WHAT TO WORK ON
Your task is to copy the material exactly.

## Begin STORED DATA

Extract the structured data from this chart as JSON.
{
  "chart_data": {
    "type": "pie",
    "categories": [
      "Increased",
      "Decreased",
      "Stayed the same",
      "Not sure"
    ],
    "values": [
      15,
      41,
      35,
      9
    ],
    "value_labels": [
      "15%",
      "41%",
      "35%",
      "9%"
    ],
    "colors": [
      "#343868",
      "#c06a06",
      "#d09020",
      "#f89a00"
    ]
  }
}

## End STORED DATA

FULL RESPONSE
Extract the structured data from this chart as JSON.
{
  "chart_data": {
    "type": "pie",
    "categories": [
      "Increased",
      "Decreased",
      "Stayed the same",
      "Not sure"
    ],
    "values": [
      15,
      41,
      35,
      9
    ],
    "value_labels": [
      "15%",
      "41%",
      "35%",
      "9%"
    ],
    "colors": [
      "#343868",
      "#c06a06",
      "#d09020",
      "#f89a00"
    ]
  }
}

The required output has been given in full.